** REQUIREMENT **
Please quote every line word for word.

Records contained in a dataset:
□ □ □ □ □

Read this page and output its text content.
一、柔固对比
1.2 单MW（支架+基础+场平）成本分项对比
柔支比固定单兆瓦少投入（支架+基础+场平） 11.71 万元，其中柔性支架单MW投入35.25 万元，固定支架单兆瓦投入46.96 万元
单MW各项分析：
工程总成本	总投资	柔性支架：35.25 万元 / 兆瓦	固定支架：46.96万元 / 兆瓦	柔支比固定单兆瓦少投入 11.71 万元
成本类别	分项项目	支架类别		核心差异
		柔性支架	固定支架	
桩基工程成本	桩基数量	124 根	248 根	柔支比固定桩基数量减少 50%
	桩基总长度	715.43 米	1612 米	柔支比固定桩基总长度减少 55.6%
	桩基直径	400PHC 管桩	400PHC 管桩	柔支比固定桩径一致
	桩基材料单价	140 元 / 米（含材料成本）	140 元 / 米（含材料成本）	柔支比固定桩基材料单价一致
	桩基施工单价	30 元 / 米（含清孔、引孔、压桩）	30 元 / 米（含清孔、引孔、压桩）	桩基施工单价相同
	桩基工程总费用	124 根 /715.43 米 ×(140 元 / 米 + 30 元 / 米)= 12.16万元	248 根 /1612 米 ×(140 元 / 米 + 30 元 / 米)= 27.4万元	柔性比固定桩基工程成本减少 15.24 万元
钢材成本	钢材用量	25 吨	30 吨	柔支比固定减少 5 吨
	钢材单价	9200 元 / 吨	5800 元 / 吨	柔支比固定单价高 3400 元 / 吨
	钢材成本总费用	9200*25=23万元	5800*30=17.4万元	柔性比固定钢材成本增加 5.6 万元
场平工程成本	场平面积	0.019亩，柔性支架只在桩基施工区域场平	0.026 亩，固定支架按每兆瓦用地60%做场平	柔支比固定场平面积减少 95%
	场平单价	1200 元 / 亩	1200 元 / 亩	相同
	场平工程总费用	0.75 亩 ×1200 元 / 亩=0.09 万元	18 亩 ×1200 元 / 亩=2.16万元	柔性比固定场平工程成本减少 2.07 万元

□ □ □ □ □

** CORRECT OUTPUT **
Read this page and output its text content.
一、柔固对比
1.2 单MW（支架+基础+场平）成本分项对比
柔支比固定单兆瓦少投入（支架+基础+场平） 11.71 万元，其中柔性支架单MW投入35.25 万元，固定支架单兆瓦投入46.96 万元
单MW各项分析：
工程总成本	总投资	柔性支架：35.25 万元 / 兆瓦	固定支架：46.96万元 / 兆瓦	柔支比固定单兆瓦少投入 11.71 万元
成本类别	分项项目	支架类别		核心差异
		柔性支架	固定支架	
桩基工程成本	桩基数量	124 根	248 根	柔支比固定桩基数量减少 50%
	桩基总长度	715.43 米	1612 米	柔支比固定桩基总长度减少 55.6%
	桩基直径	400PHC 管桩	400PHC 管桩	柔支比固定桩径一致
	桩基材料单价	140 元 / 米（含材料成本）	140 元 / 米（含材料成本）	柔支比固定桩基材料单价一致
	桩基施工单价	30 元 / 米（含清孔、引孔、压桩）	30 元 / 米（含清孔、引孔、压桩）	桩基施工单价相同
	桩基工程总费用	124 根 /715.43 米 ×(140 元 / 米 + 30 元 / 米)= 12.16万元	248 根 /1612 米 ×(140 元 / 米 + 30 元 / 米)= 27.4万元	柔性比固定桩基工程成本减少 15.24 万元
钢材成本	钢材用量	25 吨	30 吨	柔支比固定减少 5 吨
	钢材单价	9200 元 / 吨	5800 元 / 吨	柔支比固定单价高 3400 元 / 吨
	钢材成本总费用	9200*25=23万元	5800*30=17.4万元	柔性比固定钢材成本增加 5.6 万元
场平工程成本	场平面积	0.019亩，柔性支架只在桩基施工区域场平	0.026 亩，固定支架按每兆瓦用地60%做场平	柔支比固定场平面积减少 95%
	场平单价	1200 元 / 亩	1200 元 / 亩	相同
	场平工程总费用	0.75 亩 ×1200 元 / 亩=0.09 万元	18 亩 ×1200 元 / 亩=2.16万元	柔性比固定场平工程成本减少 2.07 万元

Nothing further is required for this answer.